▶ _PAGE EXTRACT_:
● ● ● ● ● ● ●

If you are a parent or caregiver of a school-age child with autism, you already are an expert at special education. Much of your focus has likely been on reviewing annual goals and tracking your child’s progress over the course of a school year. But at some point, it will be important and necessary to start looking at your child’s special education programming through a slightly different lens. One that looks further into the future and begins to think about and formulate the plan for your child’s transition from high school to whatever comes next.
As defined by the Office of the Education Ombudsman, transition services are “a coordinated set of activities for a student with a disability designed to help a student move from school to post-school activities, including post-secondary education, vocational training, integrated employment, continuing and adult education, adult services, independent living, and community participation” (June, 2008). While the actual design of the program for students that are eligible to receive services from 18-21 years of age does vary from district to district, there are some things that as a parent, you should know as you begin to consider your child’s transition plan. These include the following:
• Under federal rules, students with disabilities are entitled and eligible to receive services in their school district until they reach the age of 21.

● ● ● ● ● ● ●

▶ _ENTRIES PROVIDED_:
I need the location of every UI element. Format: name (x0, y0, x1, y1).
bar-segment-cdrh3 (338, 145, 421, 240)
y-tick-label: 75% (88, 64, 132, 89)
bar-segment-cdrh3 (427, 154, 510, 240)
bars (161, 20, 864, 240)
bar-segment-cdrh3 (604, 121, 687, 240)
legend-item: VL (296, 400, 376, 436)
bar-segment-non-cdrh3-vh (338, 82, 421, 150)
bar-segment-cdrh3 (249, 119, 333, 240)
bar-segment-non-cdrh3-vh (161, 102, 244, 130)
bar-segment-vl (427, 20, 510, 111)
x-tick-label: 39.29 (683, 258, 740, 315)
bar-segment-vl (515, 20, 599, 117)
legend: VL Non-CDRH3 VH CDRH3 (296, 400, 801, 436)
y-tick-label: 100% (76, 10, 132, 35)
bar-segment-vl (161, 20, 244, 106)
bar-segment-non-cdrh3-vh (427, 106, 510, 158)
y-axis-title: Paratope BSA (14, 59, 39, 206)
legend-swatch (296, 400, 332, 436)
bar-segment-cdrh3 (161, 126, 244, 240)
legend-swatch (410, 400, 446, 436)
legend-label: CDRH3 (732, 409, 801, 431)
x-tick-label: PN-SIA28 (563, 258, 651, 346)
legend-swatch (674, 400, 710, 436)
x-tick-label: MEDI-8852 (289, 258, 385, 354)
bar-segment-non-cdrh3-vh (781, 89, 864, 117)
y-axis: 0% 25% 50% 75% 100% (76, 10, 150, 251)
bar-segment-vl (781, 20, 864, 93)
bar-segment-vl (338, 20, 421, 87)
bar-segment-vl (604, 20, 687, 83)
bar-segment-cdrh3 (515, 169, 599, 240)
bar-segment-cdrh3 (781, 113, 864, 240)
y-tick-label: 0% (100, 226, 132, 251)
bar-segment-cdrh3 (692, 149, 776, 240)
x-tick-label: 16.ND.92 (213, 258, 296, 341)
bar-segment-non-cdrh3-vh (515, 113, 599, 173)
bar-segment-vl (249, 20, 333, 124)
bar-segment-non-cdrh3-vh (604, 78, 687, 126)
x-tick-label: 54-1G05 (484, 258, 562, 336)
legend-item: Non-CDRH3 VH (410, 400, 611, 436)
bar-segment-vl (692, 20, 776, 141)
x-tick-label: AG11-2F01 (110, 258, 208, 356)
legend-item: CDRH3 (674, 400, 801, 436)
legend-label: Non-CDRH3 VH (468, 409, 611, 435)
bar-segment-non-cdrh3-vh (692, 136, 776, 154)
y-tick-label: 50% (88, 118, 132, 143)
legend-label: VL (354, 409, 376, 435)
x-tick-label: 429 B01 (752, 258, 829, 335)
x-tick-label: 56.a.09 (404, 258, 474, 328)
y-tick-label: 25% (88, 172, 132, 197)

● ● ● ● ● ● ●

▶ _WORK INSTRUCTION 1_:
Please answer these about the text on transition planning for students with autism:
(a) Whose definition of transition services does it quote?
(b) Under federal rules, until what age are students with disabilities entitled to services in their school district?
(c) What does it say varies from district to district?
▶ _WORK INSTRUCTION 2_: Carry on the text on transition planning for students with autism after its final bullet point.

▶ _EXERCISE ANSWER 1_:
(a) The Office of the Education Ombudsman.
(b) Until they reach the age of 21.
(c) The actual design of the program for students eligible to receive services from 18-21 years of age.

▶ _EXERCISE ANSWER 2_:
• While transition planning prepares for the services to be rendered to a student from 18-21 years of age, federal rules define transition as beginning at age 16. This means that the IEP team is required to have the transition plan developed and included in the first IEP in effect when the child turns 16. (Of note, prior to an amendment in 2004, transition planning had to begin when a child turned 14. It is therefore appropriate for parents to consider bringing the agenda of transition planning to the table, shortly after their child enters high school.)
Resources to help you navigate the transition from high school:
Adolescent Health Transition Project by The Center on Human Development and Disability (CHDD) at the University of Washington. This is a resource guide for teens and young adults with special health care needs, chronic illness, physical or developmental disabilities.
Are you Ready? by The Arc of King County.
Life Journey through Autism: A guide for transition to adulthood by the Organization for Autism Research.
Transition Tool Kit by Autism Speaks. This site also provides a link to resource guides that contain transition information specific to each state.